| Exercise |
Show all lines of the listing that contain the word "小麦特点".
══ Dataset excerpts ══
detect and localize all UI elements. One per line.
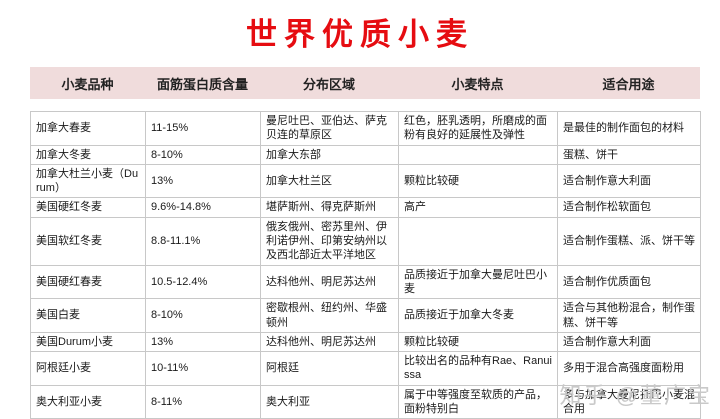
table-row: 加拿大冬麦 8-10% 加拿大东部 蛋糕、饼干 [30, 144, 701, 165]
table-cell: 加拿大冬麦 [30, 144, 146, 165]
table-cell: 品质接近于加拿大冬麦 [398, 298, 558, 333]
table-cell: 多用于混合高强度面粉用 [557, 351, 701, 386]
table-cell: 加拿大杜兰小麦（Durum） [30, 163, 146, 199]
header-wheat-variety: 小麦品种 [61, 76, 114, 92]
table-cell: 10.5-12.4% [145, 264, 261, 300]
table-cell: 美国软红冬麦 [30, 216, 146, 266]
table-cell: 比较出名的品种有Rae、Ranuissa [398, 351, 558, 386]
table-cell: 属于中等强度至软质的产品，面粉特别白 [398, 384, 558, 419]
table-cell: 达科他州、明尼苏达州 [260, 331, 399, 353]
table-cell: 美国硬红春麦 [30, 264, 146, 300]
table-cell: 堪萨斯州、得克萨斯州 [260, 197, 399, 218]
header-wheat-characteristics: 小麦特点 [451, 76, 504, 92]
table-cell: 加拿大春麦 [30, 111, 146, 146]
table-cell: 13% [145, 163, 261, 199]
wheat-table-body: 加拿大春麦 11-15% 曼尼吐巴、亚伯达、萨克贝连的草原区 红色，胚乳透明，所磨成的… [30, 111, 701, 419]
table-cell: 9.6%-14.8% [145, 197, 261, 218]
table-cell: 13% [145, 331, 261, 353]
table-row: 美国硬红春麦 10.5-12.4% 达科他州、明尼苏达州 品质接近于加拿大曼尼吐巴小麦… [30, 264, 701, 300]
header-protein-content: 面筋蛋白质含量 [156, 76, 248, 92]
table-cell: 适合制作优质面包 [557, 264, 701, 300]
table-row: 阿根廷小麦 10-11% 阿根廷 比较出名的品种有Rae、Ranuissa 多用于混合高… [30, 351, 701, 386]
table-cell: 品质接近于加拿大曼尼吐巴小麦 [398, 264, 558, 300]
table-cell: 美国Durum小麦 [30, 331, 146, 353]
table-header-row: 小麦品种 面筋蛋白质含量 分布区域 小麦特点 适合用途 [30, 67, 700, 99]
table-cell [398, 216, 558, 266]
watermark: 知乎 @董广宝 [559, 383, 712, 408]
table-row: 加拿大杜兰小麦（Durum） 13% 加拿大杜兰区 颗粒比较硬 适合制作意大利面 [30, 163, 701, 199]
table-cell: 美国白麦 [30, 298, 146, 333]
table-cell: 8.8-11.1% [145, 216, 261, 266]
table-cell: 颗粒比较硬 [398, 163, 558, 199]
table-cell: 阿根廷小麦 [30, 351, 146, 386]
table-cell: 适合制作松软面包 [557, 197, 701, 218]
table-cell: 适合与其他粉混合，制作蛋糕、饼干等 [557, 298, 701, 333]
table-cell: 是最佳的制作面包的材料 [557, 111, 701, 146]
table-cell: 加拿大东部 [260, 144, 399, 165]
table-cell: 适合制作意大利面 [557, 163, 701, 199]
table-cell: 高产 [398, 197, 558, 218]
table-cell: 阿根廷 [260, 351, 399, 386]
table-row: 美国Durum小麦 13% 达科他州、明尼苏达州 颗粒比较硬 适合制作意大利面 [30, 331, 701, 353]
header-suitable-uses: 适合用途 [602, 76, 655, 92]
table-cell: 红色，胚乳透明，所磨成的面粉有良好的延展性及弹性 [398, 111, 558, 146]
page: 世界优质小麦 小麦品种 面筋蛋白质含量 分布区域 小麦特点 适合用途 加拿大春麦… [0, 9, 720, 419]
table-cell: 达科他州、明尼苏达州 [260, 264, 399, 300]
table-cell: 美国硬红冬麦 [30, 197, 146, 218]
table-wrap: 加拿大春麦 11-15% 曼尼吐巴、亚伯达、萨克贝连的草原区 红色，胚乳透明，所磨成的… [30, 111, 701, 419]
table-row: 加拿大春麦 11-15% 曼尼吐巴、亚伯达、萨克贝连的草原区 红色，胚乳透明，所磨成的… [30, 111, 701, 146]
wheat-table: 加拿大春麦 11-15% 曼尼吐巴、亚伯达、萨克贝连的草原区 红色，胚乳透明，所磨成的… [30, 111, 701, 419]
table-cell: 8-10% [145, 144, 261, 165]
table-cell: 曼尼吐巴、亚伯达、萨克贝连的草原区 [260, 111, 399, 146]
table-cell: 适合制作蛋糕、派、饼干等 [557, 216, 701, 266]
page-title: 世界优质小麦 [246, 17, 474, 52]
table-cell: 加拿大杜兰区 [260, 163, 399, 199]
table-cell: 颗粒比较硬 [398, 331, 558, 353]
table-cell [398, 144, 558, 165]
header-distribution-region: 分布区域 [302, 76, 355, 92]
table-cell: 11-15% [145, 111, 261, 146]
table-cell: 8-11% [145, 384, 261, 419]
table-cell: 8-10% [145, 298, 261, 333]
table-cell: 奥大利亚小麦 [30, 384, 146, 419]
table-row: 美国软红冬麦 8.8-11.1% 俄亥俄州、密苏里州、伊利诺伊州、印第安纳州以及西北… [30, 216, 701, 266]
table-row: 美国白麦 8-10% 密歇根州、纽约州、华盛顿州 品质接近于加拿大冬麦 适合与其他粉混合… [30, 298, 701, 333]
table-cell: 10-11% [145, 351, 261, 386]
table-cell: 俄亥俄州、密苏里州、伊利诺伊州、印第安纳州以及西北部近太平洋地区 [260, 216, 399, 266]
table-cell: 适合制作意大利面 [557, 331, 701, 353]
table-cell: 密歇根州、纽约州、华盛顿州 [260, 298, 399, 333]
table-row: 美国硬红冬麦 9.6%-14.8% 堪萨斯州、得克萨斯州 高产 适合制作松软面包 [30, 197, 701, 218]
table-cell: 蛋糕、饼干 [557, 144, 701, 165]
table-cell: 奥大利亚 [260, 384, 399, 419]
═══
| Answer to the exercise |
header-wheat-characteristics: 小麦特点 [451, 76, 504, 92]
table-header-row: 小麦品种 面筋蛋白质含量 分布区域 小麦特点 适合用途 [30, 67, 700, 99]
page: 世界优质小麦 小麦品种 面筋蛋白质含量 分布区域 小麦特点 适合用途 加拿大春麦… [0, 9, 720, 419]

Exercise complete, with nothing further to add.